• [Required task]: Each line of the material below that holds the word "page" needs to be copied.

• [Material supplied]:
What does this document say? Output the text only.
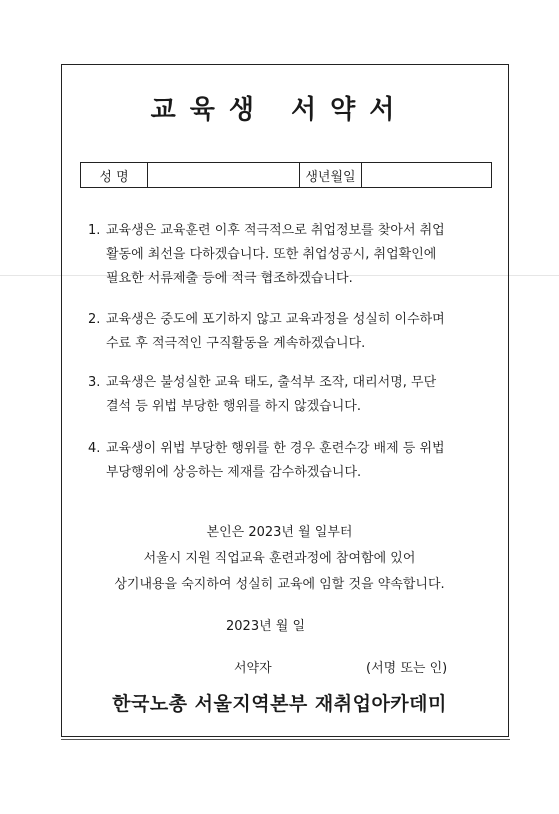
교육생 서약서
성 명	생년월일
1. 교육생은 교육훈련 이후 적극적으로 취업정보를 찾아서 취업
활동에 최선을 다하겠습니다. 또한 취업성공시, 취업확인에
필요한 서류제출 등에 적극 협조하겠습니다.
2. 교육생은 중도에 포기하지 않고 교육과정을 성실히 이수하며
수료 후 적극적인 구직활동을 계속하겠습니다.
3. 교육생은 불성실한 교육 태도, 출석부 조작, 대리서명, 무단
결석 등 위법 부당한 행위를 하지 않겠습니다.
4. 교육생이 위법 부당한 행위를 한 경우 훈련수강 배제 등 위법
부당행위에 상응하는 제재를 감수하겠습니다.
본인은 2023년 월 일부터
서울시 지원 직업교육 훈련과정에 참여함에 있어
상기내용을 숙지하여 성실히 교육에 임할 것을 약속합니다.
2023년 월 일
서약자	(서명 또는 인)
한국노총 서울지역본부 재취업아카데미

--

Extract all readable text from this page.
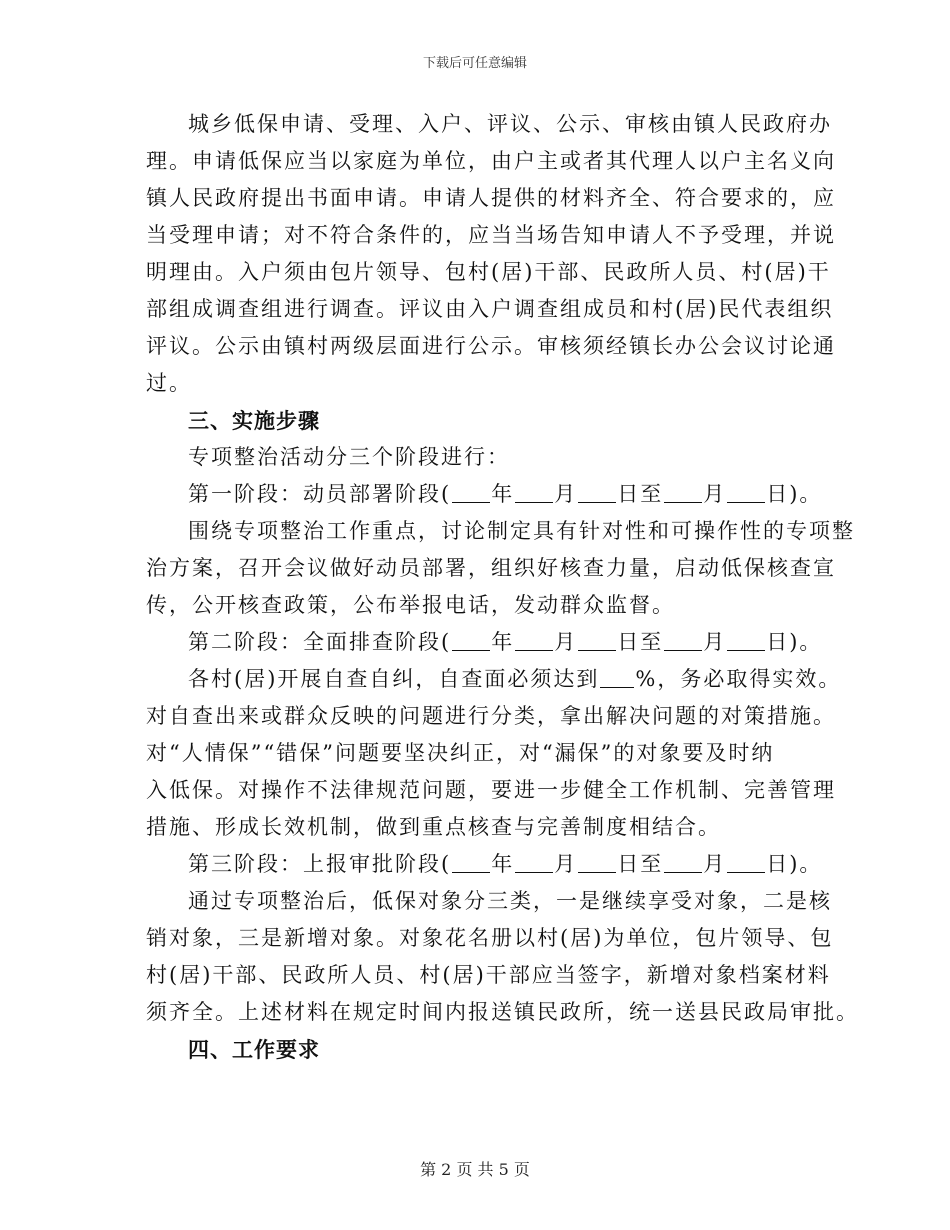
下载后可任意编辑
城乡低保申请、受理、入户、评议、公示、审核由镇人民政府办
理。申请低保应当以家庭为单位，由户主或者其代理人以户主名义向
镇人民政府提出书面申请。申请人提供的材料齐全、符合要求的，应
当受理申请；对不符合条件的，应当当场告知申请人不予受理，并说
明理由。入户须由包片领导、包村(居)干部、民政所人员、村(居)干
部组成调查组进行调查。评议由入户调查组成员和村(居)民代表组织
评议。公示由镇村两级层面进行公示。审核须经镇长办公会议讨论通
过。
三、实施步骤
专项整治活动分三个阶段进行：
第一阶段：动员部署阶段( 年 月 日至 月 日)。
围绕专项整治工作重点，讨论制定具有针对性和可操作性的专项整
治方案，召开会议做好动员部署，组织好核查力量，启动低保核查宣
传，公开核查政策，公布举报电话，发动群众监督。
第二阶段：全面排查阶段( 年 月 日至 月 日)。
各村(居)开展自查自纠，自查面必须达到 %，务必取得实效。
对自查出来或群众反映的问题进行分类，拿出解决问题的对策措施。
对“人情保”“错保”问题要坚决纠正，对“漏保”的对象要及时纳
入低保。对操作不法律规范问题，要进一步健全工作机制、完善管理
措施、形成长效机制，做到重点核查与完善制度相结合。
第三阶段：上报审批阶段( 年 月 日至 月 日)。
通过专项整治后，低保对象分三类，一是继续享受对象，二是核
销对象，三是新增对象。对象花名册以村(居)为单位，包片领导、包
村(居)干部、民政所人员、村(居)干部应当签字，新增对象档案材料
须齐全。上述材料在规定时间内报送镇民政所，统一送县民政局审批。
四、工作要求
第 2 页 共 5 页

---

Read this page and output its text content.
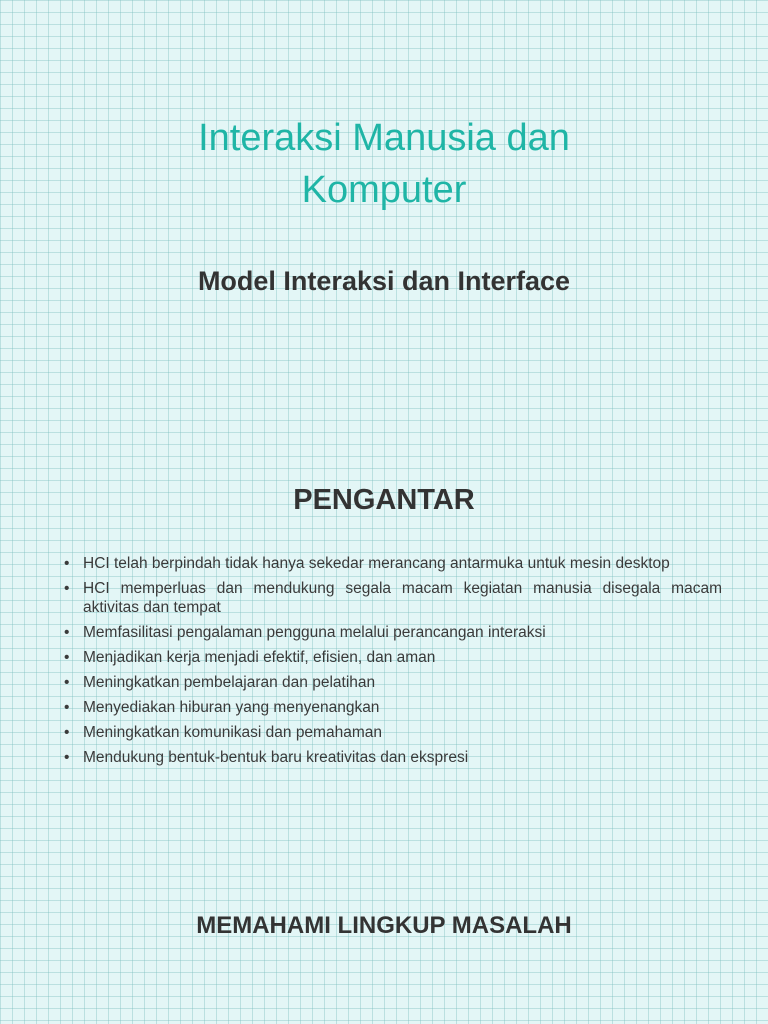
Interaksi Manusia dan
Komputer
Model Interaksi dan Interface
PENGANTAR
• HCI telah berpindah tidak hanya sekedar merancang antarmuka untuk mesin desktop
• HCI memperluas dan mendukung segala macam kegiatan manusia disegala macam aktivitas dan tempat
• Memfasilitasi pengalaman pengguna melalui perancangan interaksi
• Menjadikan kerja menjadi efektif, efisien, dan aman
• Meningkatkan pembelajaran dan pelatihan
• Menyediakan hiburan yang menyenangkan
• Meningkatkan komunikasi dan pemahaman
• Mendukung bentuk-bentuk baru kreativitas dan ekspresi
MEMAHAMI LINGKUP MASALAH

• [Correct result]:
Extract all readable text from this page.
Read this page and output its text content.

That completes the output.